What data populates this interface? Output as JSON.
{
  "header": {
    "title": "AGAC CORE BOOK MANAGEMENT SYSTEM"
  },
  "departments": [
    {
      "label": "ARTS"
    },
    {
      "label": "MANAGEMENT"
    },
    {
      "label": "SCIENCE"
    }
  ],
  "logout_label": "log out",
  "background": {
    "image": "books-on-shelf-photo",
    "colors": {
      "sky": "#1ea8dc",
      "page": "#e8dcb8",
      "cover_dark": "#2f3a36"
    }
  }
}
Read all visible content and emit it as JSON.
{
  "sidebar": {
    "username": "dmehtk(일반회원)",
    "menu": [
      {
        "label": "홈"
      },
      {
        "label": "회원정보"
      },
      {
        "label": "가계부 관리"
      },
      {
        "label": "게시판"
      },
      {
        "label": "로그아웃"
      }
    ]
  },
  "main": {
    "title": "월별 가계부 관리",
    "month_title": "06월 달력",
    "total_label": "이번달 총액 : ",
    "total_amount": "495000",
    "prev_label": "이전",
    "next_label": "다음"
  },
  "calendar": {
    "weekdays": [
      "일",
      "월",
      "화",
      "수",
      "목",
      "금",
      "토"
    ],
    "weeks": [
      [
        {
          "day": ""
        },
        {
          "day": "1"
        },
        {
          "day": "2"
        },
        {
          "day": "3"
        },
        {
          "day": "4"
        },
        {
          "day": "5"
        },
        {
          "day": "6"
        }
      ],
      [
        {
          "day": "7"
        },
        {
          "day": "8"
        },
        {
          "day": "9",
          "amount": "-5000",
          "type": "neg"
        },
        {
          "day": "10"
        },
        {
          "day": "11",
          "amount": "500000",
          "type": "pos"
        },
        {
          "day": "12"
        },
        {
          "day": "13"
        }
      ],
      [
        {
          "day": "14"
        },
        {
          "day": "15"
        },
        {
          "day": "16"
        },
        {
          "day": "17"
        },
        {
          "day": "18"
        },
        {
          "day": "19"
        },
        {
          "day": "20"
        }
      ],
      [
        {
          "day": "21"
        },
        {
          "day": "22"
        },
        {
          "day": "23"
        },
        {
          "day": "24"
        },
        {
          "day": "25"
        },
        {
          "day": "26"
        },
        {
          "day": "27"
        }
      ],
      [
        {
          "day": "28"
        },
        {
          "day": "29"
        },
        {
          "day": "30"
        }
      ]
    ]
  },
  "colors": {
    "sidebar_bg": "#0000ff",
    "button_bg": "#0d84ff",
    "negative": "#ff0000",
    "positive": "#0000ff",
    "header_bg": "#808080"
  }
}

● ● ●

▸ **STATED TASK**
Copy the material above verbatim.

▸ **RESULT FOR THIS TASK**
What data populates this interface? Output as JSON.
{
  "header": {
    "title": "AGAC CORE BOOK MANAGEMENT SYSTEM"
  },
  "departments": [
    {
      "label": "ARTS"
    },
    {
      "label": "MANAGEMENT"
    },
    {
      "label": "SCIENCE"
    }
  ],
  "logout_label": "log out",
  "background": {
    "image": "books-on-shelf-photo",
    "colors": {
      "sky": "#1ea8dc",
      "page": "#e8dcb8",
      "cover_dark": "#2f3a36"
    }
  }
}
Read all visible content and emit it as JSON.
{
  "sidebar": {
    "username": "dmehtk(일반회원)",
    "menu": [
      {
        "label": "홈"
      },
      {
        "label": "회원정보"
      },
      {
        "label": "가계부 관리"
      },
      {
        "label": "게시판"
      },
      {
        "label": "로그아웃"
      }
    ]
  },
  "main": {
    "title": "월별 가계부 관리",
    "month_title": "06월 달력",
    "total_label": "이번달 총액 : ",
    "total_amount": "495000",
    "prev_label": "이전",
    "next_label": "다음"
  },
  "calendar": {
    "weekdays": [
      "일",
      "월",
      "화",
      "수",
      "목",
      "금",
      "토"
    ],
    "weeks": [
      [
        {
          "day": ""
        },
        {
          "day": "1"
        },
        {
          "day": "2"
        },
        {
          "day": "3"
        },
        {
          "day": "4"
        },
        {
          "day": "5"
        },
        {
          "day": "6"
        }
      ],
      [
        {
          "day": "7"
        },
        {
          "day": "8"
        },
        {
          "day": "9",
          "amount": "-5000",
          "type": "neg"
        },
        {
          "day": "10"
        },
        {
          "day": "11",
          "amount": "500000",
          "type": "pos"
        },
        {
          "day": "12"
        },
        {
          "day": "13"
        }
      ],
      [
        {
          "day": "14"
        },
        {
          "day": "15"
        },
        {
          "day": "16"
        },
        {
          "day": "17"
        },
        {
          "day": "18"
        },
        {
          "day": "19"
        },
        {
          "day": "20"
        }
      ],
      [
        {
          "day": "21"
        },
        {
          "day": "22"
        },
        {
          "day": "23"
        },
        {
          "day": "24"
        },
        {
          "day": "25"
        },
        {
          "day": "26"
        },
        {
          "day": "27"
        }
      ],
      [
        {
          "day": "28"
        },
        {
          "day": "29"
        },
        {
          "day": "30"
        }
      ]
    ]
  },
  "colors": {
    "sidebar_bg": "#0000ff",
    "button_bg": "#0d84ff",
    "negative": "#ff0000",
    "positive": "#0000ff",
    "header_bg": "#808080"
  }
}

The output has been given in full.